→ Supplied records
◇ ◇ ◇

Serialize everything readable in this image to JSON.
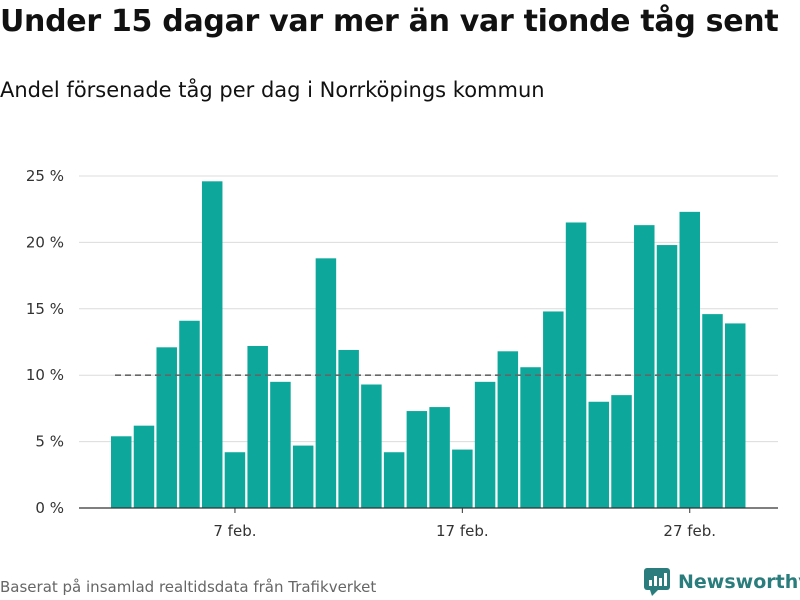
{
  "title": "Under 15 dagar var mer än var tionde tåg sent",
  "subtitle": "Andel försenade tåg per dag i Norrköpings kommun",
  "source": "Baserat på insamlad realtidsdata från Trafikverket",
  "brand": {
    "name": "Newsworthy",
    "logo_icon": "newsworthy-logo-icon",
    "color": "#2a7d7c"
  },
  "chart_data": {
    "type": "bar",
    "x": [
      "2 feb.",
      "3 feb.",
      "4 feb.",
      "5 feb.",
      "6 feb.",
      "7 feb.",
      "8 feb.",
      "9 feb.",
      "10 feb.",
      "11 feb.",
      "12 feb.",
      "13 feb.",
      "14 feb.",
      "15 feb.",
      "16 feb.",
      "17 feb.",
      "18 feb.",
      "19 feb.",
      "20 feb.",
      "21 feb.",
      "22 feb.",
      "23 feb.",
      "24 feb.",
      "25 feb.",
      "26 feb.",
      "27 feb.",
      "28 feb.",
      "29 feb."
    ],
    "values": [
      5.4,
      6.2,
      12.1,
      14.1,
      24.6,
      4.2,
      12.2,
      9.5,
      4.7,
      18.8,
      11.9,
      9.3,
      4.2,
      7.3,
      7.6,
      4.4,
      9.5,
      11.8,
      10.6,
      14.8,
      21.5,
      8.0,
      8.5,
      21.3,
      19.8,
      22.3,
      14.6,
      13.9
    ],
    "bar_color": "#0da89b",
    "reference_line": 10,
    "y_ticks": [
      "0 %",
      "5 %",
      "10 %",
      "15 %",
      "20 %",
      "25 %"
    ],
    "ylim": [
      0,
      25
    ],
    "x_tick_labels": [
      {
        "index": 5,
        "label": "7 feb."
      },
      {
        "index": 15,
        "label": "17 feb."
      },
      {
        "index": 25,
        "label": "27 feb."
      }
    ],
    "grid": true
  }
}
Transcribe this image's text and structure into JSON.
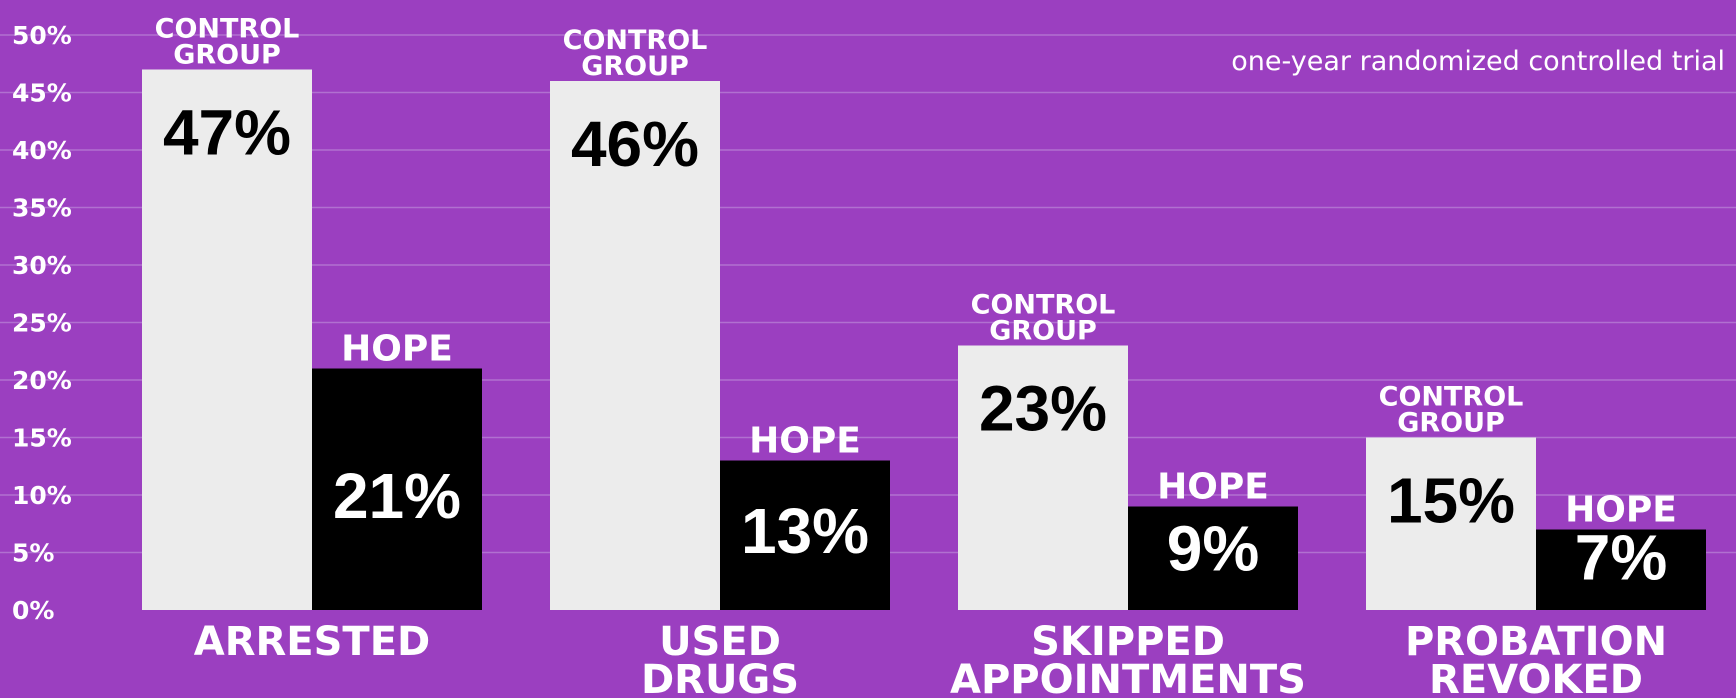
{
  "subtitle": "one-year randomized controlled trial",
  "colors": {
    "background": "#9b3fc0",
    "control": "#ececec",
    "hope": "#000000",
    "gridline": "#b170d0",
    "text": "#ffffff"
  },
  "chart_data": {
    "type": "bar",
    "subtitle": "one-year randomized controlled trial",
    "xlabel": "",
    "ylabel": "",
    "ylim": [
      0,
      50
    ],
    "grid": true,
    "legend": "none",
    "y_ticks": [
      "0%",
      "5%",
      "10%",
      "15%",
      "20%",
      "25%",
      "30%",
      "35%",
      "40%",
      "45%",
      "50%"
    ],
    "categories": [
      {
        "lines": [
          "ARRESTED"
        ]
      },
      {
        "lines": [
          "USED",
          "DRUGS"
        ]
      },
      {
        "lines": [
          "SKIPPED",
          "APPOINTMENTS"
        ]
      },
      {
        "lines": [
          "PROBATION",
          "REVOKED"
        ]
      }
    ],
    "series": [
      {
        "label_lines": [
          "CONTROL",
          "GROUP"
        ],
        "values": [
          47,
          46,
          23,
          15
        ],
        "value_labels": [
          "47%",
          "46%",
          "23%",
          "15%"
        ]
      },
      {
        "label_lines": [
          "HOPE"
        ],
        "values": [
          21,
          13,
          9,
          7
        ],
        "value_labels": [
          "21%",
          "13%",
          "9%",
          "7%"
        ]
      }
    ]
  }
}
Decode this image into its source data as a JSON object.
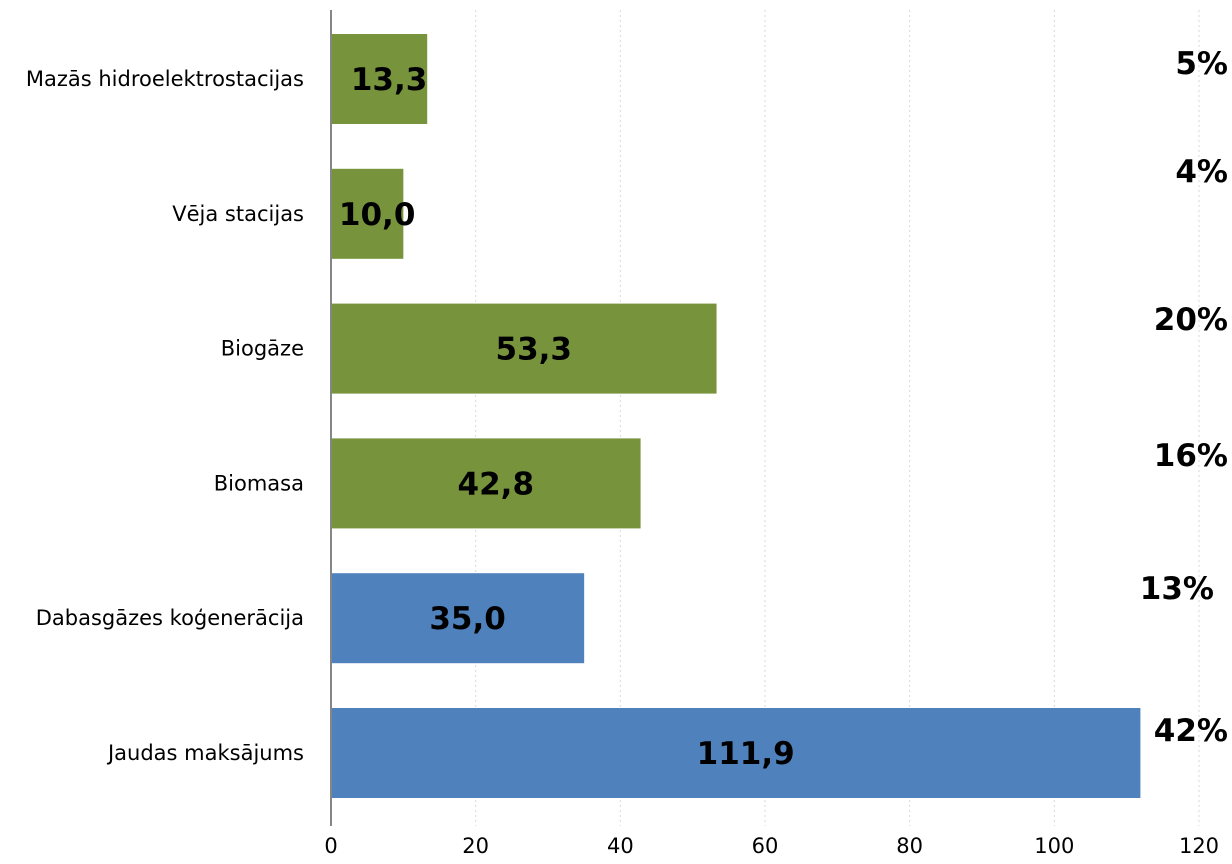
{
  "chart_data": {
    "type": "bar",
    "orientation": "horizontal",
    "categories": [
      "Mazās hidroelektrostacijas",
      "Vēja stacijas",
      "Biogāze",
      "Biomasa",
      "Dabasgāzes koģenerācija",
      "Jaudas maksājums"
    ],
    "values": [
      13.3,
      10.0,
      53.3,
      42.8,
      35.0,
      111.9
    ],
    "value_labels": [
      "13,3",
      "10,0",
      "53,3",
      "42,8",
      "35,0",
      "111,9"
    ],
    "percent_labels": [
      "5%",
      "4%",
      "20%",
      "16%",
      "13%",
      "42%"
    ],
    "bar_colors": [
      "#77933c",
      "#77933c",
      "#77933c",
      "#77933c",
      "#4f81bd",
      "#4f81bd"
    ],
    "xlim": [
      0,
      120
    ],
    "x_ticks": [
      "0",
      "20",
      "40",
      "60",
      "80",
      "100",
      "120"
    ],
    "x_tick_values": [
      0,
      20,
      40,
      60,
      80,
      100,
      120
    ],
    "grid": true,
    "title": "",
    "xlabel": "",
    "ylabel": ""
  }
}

◇ ◇ ◇

→ What is required
Search the preceding listing for the word "JSON" and pull out every line that holds it.

→ Result of this task
Serialize everything readable in this image to JSON.
Transcribe this image's text and structure into JSON.
Decode this image into its source data as a JSON object.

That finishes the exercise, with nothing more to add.